Dataset rows about figures:
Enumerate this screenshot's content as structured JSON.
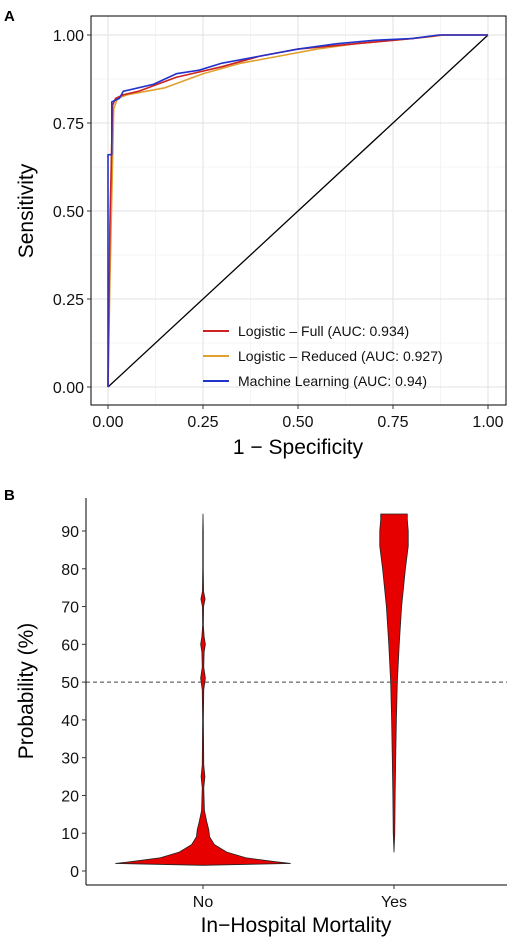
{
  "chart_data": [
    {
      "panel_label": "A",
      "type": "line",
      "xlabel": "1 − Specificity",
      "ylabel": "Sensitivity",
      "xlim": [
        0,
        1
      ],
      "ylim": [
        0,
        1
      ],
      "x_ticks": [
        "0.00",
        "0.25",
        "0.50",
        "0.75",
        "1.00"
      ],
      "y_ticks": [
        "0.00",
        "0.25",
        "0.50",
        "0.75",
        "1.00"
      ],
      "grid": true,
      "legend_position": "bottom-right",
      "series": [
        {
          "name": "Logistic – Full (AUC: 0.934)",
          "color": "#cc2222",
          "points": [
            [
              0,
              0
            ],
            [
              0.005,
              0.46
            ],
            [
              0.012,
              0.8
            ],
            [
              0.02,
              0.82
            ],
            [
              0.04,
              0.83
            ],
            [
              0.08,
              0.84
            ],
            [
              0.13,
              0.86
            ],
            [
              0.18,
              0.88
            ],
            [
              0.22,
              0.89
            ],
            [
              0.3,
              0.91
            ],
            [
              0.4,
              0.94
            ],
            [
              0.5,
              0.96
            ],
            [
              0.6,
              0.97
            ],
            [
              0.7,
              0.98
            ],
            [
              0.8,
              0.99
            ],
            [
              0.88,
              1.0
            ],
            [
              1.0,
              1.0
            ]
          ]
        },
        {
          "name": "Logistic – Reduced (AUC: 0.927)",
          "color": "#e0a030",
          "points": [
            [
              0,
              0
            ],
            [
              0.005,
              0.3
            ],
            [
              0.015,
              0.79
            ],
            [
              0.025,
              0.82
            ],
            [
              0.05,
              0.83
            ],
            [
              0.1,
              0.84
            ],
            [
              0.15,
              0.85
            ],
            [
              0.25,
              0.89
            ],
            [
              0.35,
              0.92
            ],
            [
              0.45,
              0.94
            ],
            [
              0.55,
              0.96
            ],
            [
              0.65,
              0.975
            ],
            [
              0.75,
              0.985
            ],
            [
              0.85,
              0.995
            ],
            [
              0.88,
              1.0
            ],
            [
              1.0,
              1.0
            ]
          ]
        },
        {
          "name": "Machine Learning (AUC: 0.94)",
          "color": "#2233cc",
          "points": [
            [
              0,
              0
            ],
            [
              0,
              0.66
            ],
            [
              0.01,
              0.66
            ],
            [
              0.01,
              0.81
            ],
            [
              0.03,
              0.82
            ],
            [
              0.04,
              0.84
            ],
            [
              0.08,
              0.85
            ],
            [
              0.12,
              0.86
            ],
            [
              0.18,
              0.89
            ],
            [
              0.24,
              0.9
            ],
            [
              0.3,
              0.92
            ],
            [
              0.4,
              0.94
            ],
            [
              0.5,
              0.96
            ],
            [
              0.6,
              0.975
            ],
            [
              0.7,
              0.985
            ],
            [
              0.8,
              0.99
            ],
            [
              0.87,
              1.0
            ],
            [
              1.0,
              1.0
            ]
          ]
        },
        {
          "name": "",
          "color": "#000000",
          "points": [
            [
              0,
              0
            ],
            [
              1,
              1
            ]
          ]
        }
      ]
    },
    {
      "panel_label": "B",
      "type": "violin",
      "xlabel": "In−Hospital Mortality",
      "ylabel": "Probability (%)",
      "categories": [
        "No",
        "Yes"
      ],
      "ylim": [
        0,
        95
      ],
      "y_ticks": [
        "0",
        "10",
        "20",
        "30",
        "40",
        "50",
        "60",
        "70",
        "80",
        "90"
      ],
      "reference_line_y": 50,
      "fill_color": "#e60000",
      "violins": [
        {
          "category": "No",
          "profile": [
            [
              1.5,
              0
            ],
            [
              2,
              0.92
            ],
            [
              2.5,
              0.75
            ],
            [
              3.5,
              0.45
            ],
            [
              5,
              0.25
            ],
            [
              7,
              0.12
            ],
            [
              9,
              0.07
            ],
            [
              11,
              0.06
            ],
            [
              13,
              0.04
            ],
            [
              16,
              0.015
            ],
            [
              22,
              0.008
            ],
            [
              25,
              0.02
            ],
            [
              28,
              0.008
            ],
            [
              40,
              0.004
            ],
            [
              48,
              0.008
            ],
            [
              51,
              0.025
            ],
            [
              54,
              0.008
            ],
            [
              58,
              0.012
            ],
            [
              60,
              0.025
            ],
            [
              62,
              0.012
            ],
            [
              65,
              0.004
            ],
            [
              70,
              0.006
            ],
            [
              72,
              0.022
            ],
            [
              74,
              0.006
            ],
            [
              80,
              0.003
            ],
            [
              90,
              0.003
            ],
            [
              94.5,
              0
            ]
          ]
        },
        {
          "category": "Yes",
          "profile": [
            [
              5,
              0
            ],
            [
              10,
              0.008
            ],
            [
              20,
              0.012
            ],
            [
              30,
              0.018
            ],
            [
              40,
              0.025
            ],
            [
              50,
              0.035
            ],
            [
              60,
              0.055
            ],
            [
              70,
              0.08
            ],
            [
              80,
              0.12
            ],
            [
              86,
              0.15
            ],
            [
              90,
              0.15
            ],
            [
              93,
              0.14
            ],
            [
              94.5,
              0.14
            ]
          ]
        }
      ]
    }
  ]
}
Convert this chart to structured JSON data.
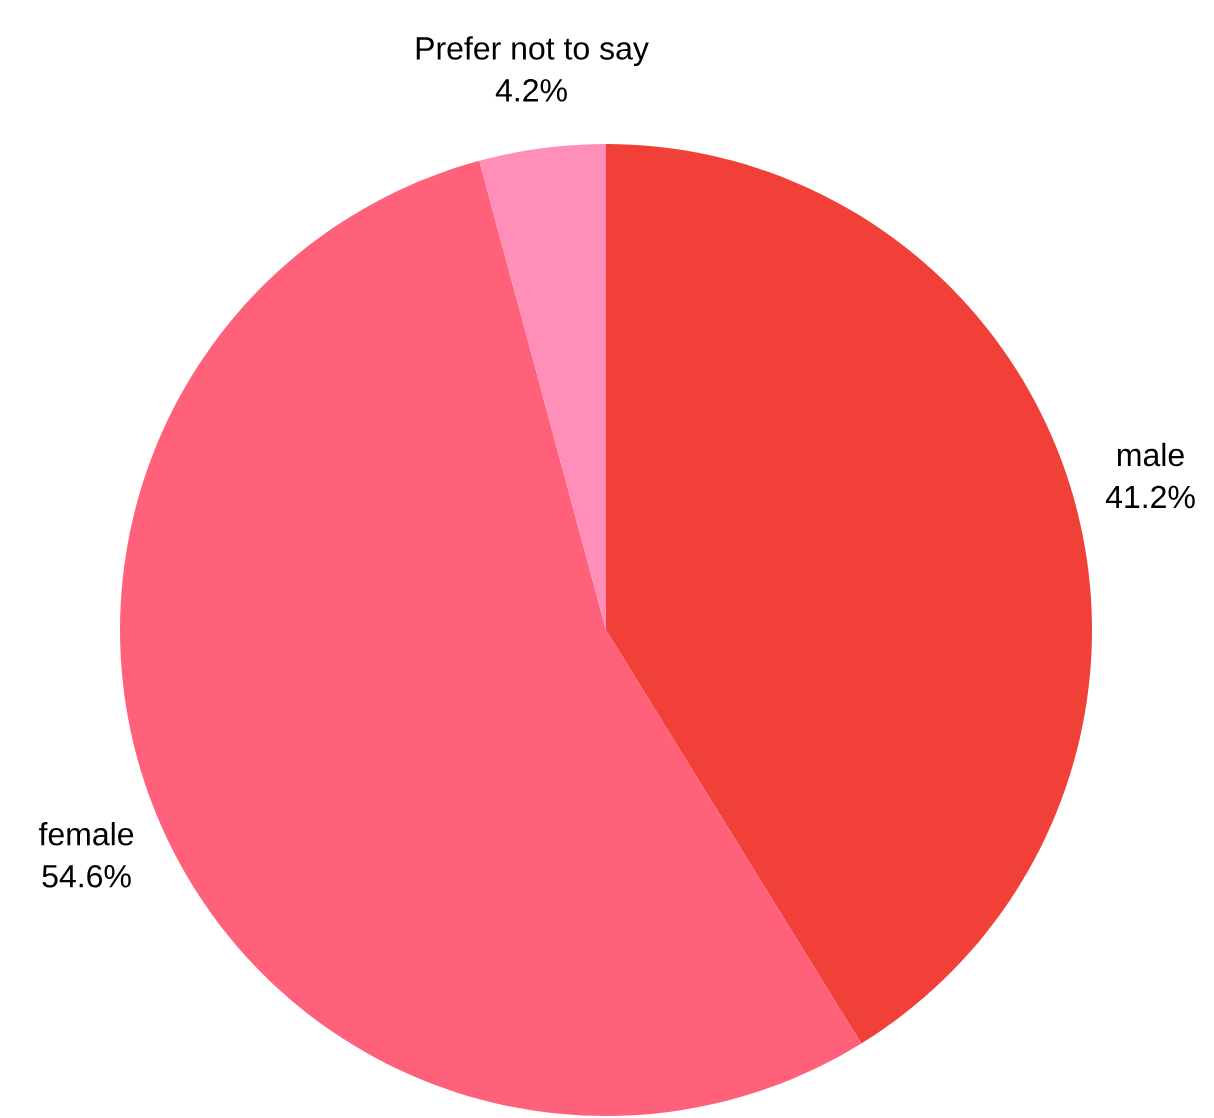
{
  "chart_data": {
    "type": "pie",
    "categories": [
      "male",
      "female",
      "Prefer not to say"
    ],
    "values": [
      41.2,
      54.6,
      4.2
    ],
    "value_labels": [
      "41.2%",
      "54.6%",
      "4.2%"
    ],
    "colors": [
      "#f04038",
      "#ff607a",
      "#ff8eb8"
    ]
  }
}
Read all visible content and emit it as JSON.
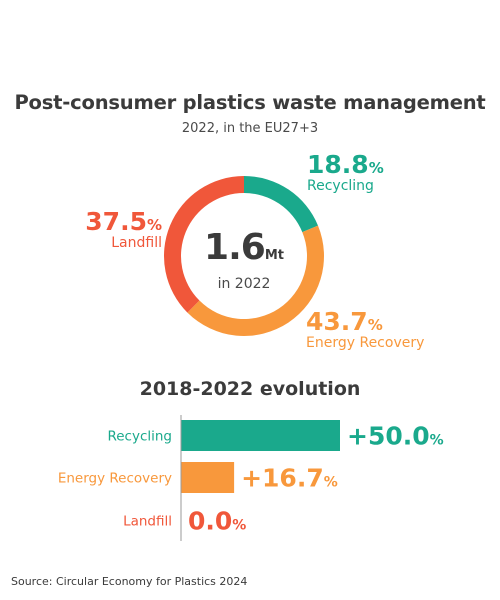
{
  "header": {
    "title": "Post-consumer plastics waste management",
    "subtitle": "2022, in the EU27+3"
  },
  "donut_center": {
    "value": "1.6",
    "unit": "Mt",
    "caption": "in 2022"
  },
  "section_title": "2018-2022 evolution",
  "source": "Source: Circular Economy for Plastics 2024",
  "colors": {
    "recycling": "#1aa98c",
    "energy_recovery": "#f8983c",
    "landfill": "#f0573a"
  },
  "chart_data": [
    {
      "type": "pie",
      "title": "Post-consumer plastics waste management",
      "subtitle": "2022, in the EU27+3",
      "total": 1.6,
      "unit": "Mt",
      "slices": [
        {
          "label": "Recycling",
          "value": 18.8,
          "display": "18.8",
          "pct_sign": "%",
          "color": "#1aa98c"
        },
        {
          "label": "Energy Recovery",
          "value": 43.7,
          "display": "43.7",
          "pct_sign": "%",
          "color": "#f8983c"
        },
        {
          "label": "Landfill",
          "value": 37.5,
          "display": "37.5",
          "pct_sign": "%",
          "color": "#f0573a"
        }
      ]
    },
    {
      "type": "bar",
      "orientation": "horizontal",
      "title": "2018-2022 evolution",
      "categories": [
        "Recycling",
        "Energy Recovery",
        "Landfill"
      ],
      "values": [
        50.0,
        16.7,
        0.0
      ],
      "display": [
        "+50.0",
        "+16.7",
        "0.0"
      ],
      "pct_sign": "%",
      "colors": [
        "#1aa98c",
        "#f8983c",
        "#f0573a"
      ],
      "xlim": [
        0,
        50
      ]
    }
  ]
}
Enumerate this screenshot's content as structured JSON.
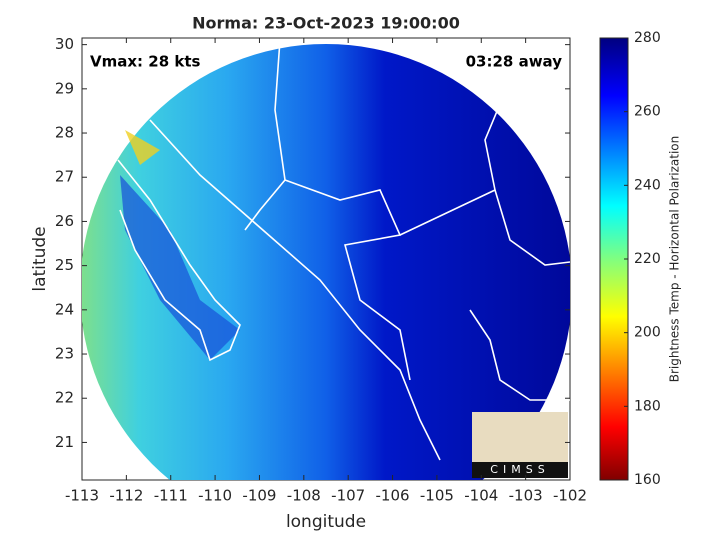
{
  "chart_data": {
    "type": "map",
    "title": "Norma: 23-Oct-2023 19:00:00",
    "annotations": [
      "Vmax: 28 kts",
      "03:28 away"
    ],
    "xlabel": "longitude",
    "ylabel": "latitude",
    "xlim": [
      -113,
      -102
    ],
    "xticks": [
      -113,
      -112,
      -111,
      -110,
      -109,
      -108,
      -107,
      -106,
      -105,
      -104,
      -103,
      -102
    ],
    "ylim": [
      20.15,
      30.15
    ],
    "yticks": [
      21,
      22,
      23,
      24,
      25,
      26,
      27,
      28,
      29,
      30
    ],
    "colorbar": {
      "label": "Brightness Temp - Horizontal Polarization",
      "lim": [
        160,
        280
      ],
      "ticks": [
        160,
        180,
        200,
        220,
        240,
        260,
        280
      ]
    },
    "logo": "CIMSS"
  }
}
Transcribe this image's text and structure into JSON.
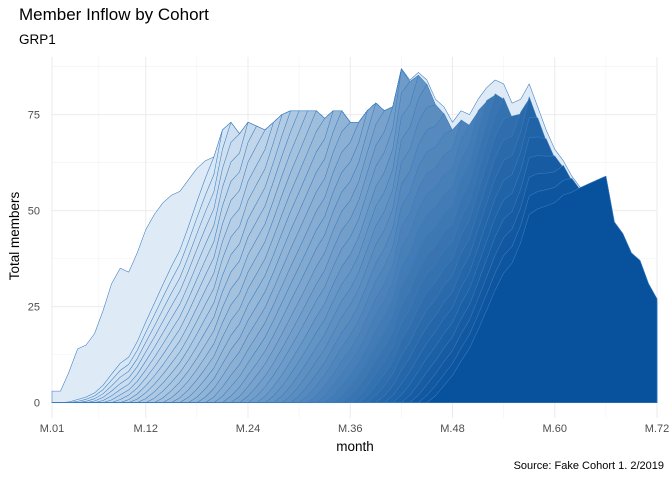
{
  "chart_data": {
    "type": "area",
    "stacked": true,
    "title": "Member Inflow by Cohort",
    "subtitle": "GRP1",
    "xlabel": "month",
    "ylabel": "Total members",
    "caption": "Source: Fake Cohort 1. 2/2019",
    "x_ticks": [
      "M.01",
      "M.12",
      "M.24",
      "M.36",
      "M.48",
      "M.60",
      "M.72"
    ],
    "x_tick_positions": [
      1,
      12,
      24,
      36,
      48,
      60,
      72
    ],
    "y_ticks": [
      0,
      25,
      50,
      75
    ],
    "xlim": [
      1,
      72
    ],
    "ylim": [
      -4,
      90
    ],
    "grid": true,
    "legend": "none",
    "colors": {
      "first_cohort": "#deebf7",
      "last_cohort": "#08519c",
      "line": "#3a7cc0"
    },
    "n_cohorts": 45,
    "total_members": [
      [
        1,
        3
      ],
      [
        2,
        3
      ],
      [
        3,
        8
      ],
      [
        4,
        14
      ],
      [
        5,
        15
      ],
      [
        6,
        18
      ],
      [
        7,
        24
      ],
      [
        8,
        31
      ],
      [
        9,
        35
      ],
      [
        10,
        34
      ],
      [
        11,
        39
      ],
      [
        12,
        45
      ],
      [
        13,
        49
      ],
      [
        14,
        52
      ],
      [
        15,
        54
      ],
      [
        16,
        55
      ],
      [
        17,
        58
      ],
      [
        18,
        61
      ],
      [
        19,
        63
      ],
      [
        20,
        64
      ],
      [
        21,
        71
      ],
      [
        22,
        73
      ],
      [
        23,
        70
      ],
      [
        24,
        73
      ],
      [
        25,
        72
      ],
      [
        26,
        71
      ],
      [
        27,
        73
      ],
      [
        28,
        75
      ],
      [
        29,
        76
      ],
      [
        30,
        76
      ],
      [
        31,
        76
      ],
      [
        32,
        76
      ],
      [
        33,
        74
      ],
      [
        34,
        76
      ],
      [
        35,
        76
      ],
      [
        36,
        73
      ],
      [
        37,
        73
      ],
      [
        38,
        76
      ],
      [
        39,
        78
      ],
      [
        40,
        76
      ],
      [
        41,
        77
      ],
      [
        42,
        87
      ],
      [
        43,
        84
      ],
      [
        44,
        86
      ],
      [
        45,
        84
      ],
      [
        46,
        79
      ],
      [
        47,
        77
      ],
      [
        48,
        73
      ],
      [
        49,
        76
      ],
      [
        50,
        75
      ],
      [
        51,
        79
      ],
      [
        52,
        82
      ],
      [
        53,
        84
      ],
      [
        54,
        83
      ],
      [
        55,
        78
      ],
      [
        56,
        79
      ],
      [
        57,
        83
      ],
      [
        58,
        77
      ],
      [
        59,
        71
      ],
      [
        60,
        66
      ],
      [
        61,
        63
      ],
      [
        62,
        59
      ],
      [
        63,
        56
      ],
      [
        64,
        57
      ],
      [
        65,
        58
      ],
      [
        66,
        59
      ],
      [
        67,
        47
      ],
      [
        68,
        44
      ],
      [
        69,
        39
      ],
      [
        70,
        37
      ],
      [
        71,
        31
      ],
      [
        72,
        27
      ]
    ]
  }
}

Written exercise: Go through the entries and return each line where the word "xlabel" appears.

Task solution:
      "xlabel": "1 − Specificity",
      "xlabel": "In−Hospital Mortality",
    "xlabel": "longitude",
    "xlabel": "month",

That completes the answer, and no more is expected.